What needs to be done: Can you update this material so that every instance of "Circle shape" becomes "Round marker", with everything else left unchanged?

-- Begin --

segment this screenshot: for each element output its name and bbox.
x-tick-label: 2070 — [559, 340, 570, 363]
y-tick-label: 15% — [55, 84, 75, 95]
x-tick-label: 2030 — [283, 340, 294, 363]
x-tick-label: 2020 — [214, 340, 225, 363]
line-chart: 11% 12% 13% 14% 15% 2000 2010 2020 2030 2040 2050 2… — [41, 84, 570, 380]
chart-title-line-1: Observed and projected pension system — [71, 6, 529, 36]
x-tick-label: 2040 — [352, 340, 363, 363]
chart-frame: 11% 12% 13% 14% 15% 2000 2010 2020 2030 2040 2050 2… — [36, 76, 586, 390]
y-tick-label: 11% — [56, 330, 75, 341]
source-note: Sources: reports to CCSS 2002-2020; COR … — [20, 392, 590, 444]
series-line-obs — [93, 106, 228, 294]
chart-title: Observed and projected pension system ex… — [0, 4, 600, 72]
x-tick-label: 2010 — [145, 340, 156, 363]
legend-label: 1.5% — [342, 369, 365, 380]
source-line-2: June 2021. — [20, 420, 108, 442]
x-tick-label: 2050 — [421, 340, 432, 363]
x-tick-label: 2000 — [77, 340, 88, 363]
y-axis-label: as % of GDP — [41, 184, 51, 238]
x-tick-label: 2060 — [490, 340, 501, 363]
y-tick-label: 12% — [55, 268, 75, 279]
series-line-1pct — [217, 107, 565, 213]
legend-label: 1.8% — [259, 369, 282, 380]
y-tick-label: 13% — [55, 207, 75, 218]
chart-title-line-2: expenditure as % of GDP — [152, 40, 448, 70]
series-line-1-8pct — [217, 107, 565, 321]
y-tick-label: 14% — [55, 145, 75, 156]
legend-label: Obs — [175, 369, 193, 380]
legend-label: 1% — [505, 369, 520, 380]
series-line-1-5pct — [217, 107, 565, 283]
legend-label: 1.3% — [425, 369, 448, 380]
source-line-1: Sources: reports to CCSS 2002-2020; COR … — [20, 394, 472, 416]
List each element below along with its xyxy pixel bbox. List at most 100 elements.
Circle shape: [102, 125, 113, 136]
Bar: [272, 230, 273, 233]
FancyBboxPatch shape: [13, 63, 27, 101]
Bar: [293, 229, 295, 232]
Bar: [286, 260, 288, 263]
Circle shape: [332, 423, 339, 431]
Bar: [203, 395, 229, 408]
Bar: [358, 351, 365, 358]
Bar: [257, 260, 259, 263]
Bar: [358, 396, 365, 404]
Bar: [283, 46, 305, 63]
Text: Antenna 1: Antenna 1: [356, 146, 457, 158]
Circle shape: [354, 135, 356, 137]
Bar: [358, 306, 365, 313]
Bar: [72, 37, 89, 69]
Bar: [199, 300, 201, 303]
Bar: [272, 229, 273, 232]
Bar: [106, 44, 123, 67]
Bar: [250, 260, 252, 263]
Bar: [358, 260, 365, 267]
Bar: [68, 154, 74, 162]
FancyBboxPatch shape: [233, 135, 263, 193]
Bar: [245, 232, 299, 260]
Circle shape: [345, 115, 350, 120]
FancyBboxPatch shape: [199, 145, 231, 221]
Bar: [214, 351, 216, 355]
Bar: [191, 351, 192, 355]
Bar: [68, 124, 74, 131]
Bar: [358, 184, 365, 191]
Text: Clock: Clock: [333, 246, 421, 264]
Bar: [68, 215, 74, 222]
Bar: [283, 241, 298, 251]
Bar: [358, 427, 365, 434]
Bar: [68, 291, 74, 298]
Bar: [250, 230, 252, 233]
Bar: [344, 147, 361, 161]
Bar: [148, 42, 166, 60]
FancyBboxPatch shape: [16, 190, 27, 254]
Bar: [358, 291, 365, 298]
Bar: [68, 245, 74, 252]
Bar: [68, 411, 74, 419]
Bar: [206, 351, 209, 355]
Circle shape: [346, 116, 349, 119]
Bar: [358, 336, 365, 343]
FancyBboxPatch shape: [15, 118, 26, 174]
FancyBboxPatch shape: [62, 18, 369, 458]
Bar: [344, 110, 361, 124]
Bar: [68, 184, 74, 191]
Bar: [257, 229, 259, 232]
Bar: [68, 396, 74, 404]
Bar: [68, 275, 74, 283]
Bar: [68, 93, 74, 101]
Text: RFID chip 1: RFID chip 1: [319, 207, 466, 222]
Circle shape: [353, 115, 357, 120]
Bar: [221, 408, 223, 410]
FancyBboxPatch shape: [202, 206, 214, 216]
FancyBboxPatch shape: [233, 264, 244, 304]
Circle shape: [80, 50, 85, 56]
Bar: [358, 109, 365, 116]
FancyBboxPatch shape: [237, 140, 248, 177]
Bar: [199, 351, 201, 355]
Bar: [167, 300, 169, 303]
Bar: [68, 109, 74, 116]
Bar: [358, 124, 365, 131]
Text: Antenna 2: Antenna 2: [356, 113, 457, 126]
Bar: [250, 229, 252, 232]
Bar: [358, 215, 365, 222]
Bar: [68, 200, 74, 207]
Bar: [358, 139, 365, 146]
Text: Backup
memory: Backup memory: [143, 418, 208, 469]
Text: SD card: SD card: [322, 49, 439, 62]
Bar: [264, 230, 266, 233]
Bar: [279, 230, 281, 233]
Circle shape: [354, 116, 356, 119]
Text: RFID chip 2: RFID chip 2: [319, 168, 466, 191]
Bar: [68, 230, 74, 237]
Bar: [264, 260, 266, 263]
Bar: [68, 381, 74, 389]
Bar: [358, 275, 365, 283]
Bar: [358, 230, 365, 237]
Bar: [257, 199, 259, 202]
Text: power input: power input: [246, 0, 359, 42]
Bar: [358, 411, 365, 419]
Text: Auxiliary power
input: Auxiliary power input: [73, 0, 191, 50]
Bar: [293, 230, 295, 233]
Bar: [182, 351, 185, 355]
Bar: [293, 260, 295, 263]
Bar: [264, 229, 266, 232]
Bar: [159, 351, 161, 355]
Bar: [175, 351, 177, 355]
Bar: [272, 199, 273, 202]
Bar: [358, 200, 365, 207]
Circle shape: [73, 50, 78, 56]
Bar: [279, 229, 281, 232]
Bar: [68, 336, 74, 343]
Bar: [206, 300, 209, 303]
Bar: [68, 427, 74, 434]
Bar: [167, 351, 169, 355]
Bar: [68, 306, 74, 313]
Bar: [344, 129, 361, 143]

-- End --

Result of this task:
segment this screenshot: for each element output its name and bbox.
x-tick-label: 2070 — [559, 340, 570, 363]
y-tick-label: 15% — [55, 84, 75, 95]
x-tick-label: 2030 — [283, 340, 294, 363]
x-tick-label: 2020 — [214, 340, 225, 363]
line-chart: 11% 12% 13% 14% 15% 2000 2010 2020 2030 2040 2050 2… — [41, 84, 570, 380]
chart-title-line-1: Observed and projected pension system — [71, 6, 529, 36]
x-tick-label: 2040 — [352, 340, 363, 363]
chart-frame: 11% 12% 13% 14% 15% 2000 2010 2020 2030 2040 2050 2… — [36, 76, 586, 390]
y-tick-label: 11% — [56, 330, 75, 341]
source-note: Sources: reports to CCSS 2002-2020; COR … — [20, 392, 590, 444]
series-line-obs — [93, 106, 228, 294]
chart-title: Observed and projected pension system ex… — [0, 4, 600, 72]
x-tick-label: 2010 — [145, 340, 156, 363]
legend-label: 1.5% — [342, 369, 365, 380]
source-line-2: June 2021. — [20, 420, 108, 442]
x-tick-label: 2050 — [421, 340, 432, 363]
x-tick-label: 2000 — [77, 340, 88, 363]
y-axis-label: as % of GDP — [41, 184, 51, 238]
x-tick-label: 2060 — [490, 340, 501, 363]
y-tick-label: 12% — [55, 268, 75, 279]
series-line-1pct — [217, 107, 565, 213]
legend-label: 1.8% — [259, 369, 282, 380]
y-tick-label: 13% — [55, 207, 75, 218]
chart-title-line-2: expenditure as % of GDP — [152, 40, 448, 70]
series-line-1-8pct — [217, 107, 565, 321]
y-tick-label: 14% — [55, 145, 75, 156]
legend-label: Obs — [175, 369, 193, 380]
legend-label: 1% — [505, 369, 520, 380]
series-line-1-5pct — [217, 107, 565, 283]
legend-label: 1.3% — [425, 369, 448, 380]
source-line-1: Sources: reports to CCSS 2002-2020; COR … — [20, 394, 472, 416]
List each element below along with its xyxy pixel bbox. List at most 100 elements.
Round marker: [102, 125, 113, 136]
Bar: [272, 230, 273, 233]
FancyBboxPatch shape: [13, 63, 27, 101]
Bar: [293, 229, 295, 232]
Bar: [286, 260, 288, 263]
Round marker: [332, 423, 339, 431]
Bar: [203, 395, 229, 408]
Bar: [358, 351, 365, 358]
Bar: [257, 260, 259, 263]
Bar: [358, 396, 365, 404]
Bar: [283, 46, 305, 63]
Text: Antenna 1: Antenna 1: [356, 146, 457, 158]
Round marker: [354, 135, 356, 137]
Bar: [358, 306, 365, 313]
Bar: [72, 37, 89, 69]
Bar: [199, 300, 201, 303]
Bar: [272, 229, 273, 232]
Bar: [106, 44, 123, 67]
Bar: [250, 260, 252, 263]
Bar: [358, 260, 365, 267]
Bar: [68, 154, 74, 162]
FancyBboxPatch shape: [233, 135, 263, 193]
Bar: [245, 232, 299, 260]
Round marker: [345, 115, 350, 120]
FancyBboxPatch shape: [199, 145, 231, 221]
Bar: [214, 351, 216, 355]
Bar: [191, 351, 192, 355]
Bar: [68, 124, 74, 131]
Bar: [358, 184, 365, 191]
Text: Clock: Clock: [333, 246, 421, 264]
Bar: [68, 215, 74, 222]
Bar: [283, 241, 298, 251]
Bar: [358, 427, 365, 434]
Bar: [68, 291, 74, 298]
Bar: [250, 230, 252, 233]
Bar: [344, 147, 361, 161]
Bar: [148, 42, 166, 60]
FancyBboxPatch shape: [16, 190, 27, 254]
Bar: [358, 291, 365, 298]
Bar: [68, 245, 74, 252]
Bar: [68, 411, 74, 419]
Bar: [206, 351, 209, 355]
Round marker: [346, 116, 349, 119]
Bar: [358, 336, 365, 343]
FancyBboxPatch shape: [15, 118, 26, 174]
FancyBboxPatch shape: [62, 18, 369, 458]
Bar: [344, 110, 361, 124]
Bar: [68, 184, 74, 191]
Bar: [257, 229, 259, 232]
Bar: [68, 396, 74, 404]
Bar: [68, 275, 74, 283]
Bar: [68, 93, 74, 101]
Text: RFID chip 1: RFID chip 1: [319, 207, 466, 222]
Round marker: [353, 115, 357, 120]
Bar: [221, 408, 223, 410]
FancyBboxPatch shape: [202, 206, 214, 216]
FancyBboxPatch shape: [233, 264, 244, 304]
Round marker: [80, 50, 85, 56]
Bar: [358, 109, 365, 116]
FancyBboxPatch shape: [237, 140, 248, 177]
Bar: [199, 351, 201, 355]
Bar: [167, 300, 169, 303]
Bar: [68, 109, 74, 116]
Bar: [358, 124, 365, 131]
Text: Antenna 2: Antenna 2: [356, 113, 457, 126]
Bar: [250, 229, 252, 232]
Bar: [358, 215, 365, 222]
Bar: [68, 200, 74, 207]
Bar: [358, 139, 365, 146]
Text: Backup
memory: Backup memory: [143, 418, 208, 469]
Text: SD card: SD card: [322, 49, 439, 62]
Bar: [264, 230, 266, 233]
Bar: [279, 230, 281, 233]
Round marker: [354, 116, 356, 119]
Text: RFID chip 2: RFID chip 2: [319, 168, 466, 191]
Bar: [68, 230, 74, 237]
Bar: [264, 260, 266, 263]
Bar: [68, 381, 74, 389]
Bar: [358, 275, 365, 283]
Bar: [358, 230, 365, 237]
Bar: [257, 199, 259, 202]
Text: power input: power input: [246, 0, 359, 42]
Bar: [358, 411, 365, 419]
Text: Auxiliary power
input: Auxiliary power input: [73, 0, 191, 50]
Bar: [293, 230, 295, 233]
Bar: [182, 351, 185, 355]
Bar: [293, 260, 295, 263]
Bar: [264, 229, 266, 232]
Bar: [159, 351, 161, 355]
Bar: [175, 351, 177, 355]
Bar: [272, 199, 273, 202]
Bar: [358, 200, 365, 207]
Round marker: [73, 50, 78, 56]
Bar: [279, 229, 281, 232]
Bar: [68, 336, 74, 343]
Bar: [206, 300, 209, 303]
Bar: [68, 427, 74, 434]
Bar: [167, 351, 169, 355]
Bar: [68, 306, 74, 313]
Bar: [344, 129, 361, 143]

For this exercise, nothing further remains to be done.